GOAL OF THE EXERCISE
Leave out the pictures and reproduce all of the data exactly.

PROVIDED RECORDS
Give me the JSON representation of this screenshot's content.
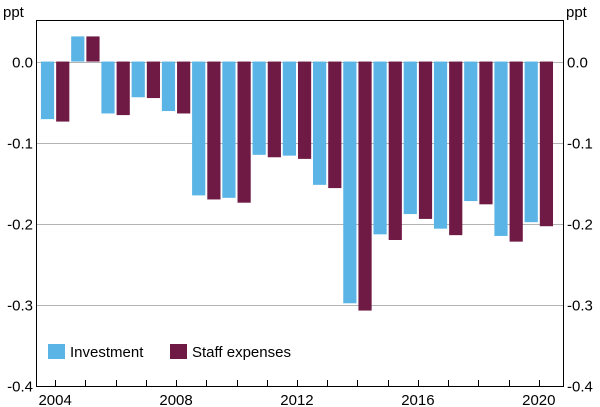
{
  "chart_data": {
    "type": "bar",
    "title": "",
    "ylabel_left": "ppt",
    "ylabel_right": "ppt",
    "ylim": [
      -0.4,
      0.05
    ],
    "yticks": [
      0.0,
      -0.1,
      -0.2,
      -0.3,
      -0.4
    ],
    "ytick_labels": [
      "0.0",
      "-0.1",
      "-0.2",
      "-0.3",
      "-0.4"
    ],
    "xlim": [
      2003.4,
      2020.8
    ],
    "xticks": [
      2004,
      2008,
      2012,
      2016,
      2020
    ],
    "xtick_labels": [
      "2004",
      "2008",
      "2012",
      "2016",
      "2020"
    ],
    "grid": true,
    "legend_position": "bottom-left",
    "categories": [
      2004,
      2005,
      2006,
      2007,
      2008,
      2009,
      2010,
      2011,
      2012,
      2013,
      2014,
      2015,
      2016,
      2017,
      2018,
      2019,
      2020
    ],
    "series": [
      {
        "name": "Investment",
        "color": "#5ab4e5",
        "values": [
          -0.071,
          0.031,
          -0.064,
          -0.044,
          -0.061,
          -0.165,
          -0.168,
          -0.115,
          -0.116,
          -0.152,
          -0.298,
          -0.213,
          -0.188,
          -0.206,
          -0.172,
          -0.215,
          -0.198
        ]
      },
      {
        "name": "Staff expenses",
        "color": "#6f1a44",
        "values": [
          -0.074,
          0.031,
          -0.066,
          -0.045,
          -0.064,
          -0.17,
          -0.174,
          -0.118,
          -0.12,
          -0.156,
          -0.307,
          -0.22,
          -0.194,
          -0.214,
          -0.176,
          -0.222,
          -0.203
        ]
      }
    ]
  }
}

FINAL RESULT
Give me the JSON representation of this screenshot's content.
{
  "chart_data": {
    "type": "bar",
    "title": "",
    "ylabel_left": "ppt",
    "ylabel_right": "ppt",
    "ylim": [
      -0.4,
      0.05
    ],
    "yticks": [
      0.0,
      -0.1,
      -0.2,
      -0.3,
      -0.4
    ],
    "ytick_labels": [
      "0.0",
      "-0.1",
      "-0.2",
      "-0.3",
      "-0.4"
    ],
    "xlim": [
      2003.4,
      2020.8
    ],
    "xticks": [
      2004,
      2008,
      2012,
      2016,
      2020
    ],
    "xtick_labels": [
      "2004",
      "2008",
      "2012",
      "2016",
      "2020"
    ],
    "grid": true,
    "legend_position": "bottom-left",
    "categories": [
      2004,
      2005,
      2006,
      2007,
      2008,
      2009,
      2010,
      2011,
      2012,
      2013,
      2014,
      2015,
      2016,
      2017,
      2018,
      2019,
      2020
    ],
    "series": [
      {
        "name": "Investment",
        "color": "#5ab4e5",
        "values": [
          -0.071,
          0.031,
          -0.064,
          -0.044,
          -0.061,
          -0.165,
          -0.168,
          -0.115,
          -0.116,
          -0.152,
          -0.298,
          -0.213,
          -0.188,
          -0.206,
          -0.172,
          -0.215,
          -0.198
        ]
      },
      {
        "name": "Staff expenses",
        "color": "#6f1a44",
        "values": [
          -0.074,
          0.031,
          -0.066,
          -0.045,
          -0.064,
          -0.17,
          -0.174,
          -0.118,
          -0.12,
          -0.156,
          -0.307,
          -0.22,
          -0.194,
          -0.214,
          -0.176,
          -0.222,
          -0.203
        ]
      }
    ]
  }
}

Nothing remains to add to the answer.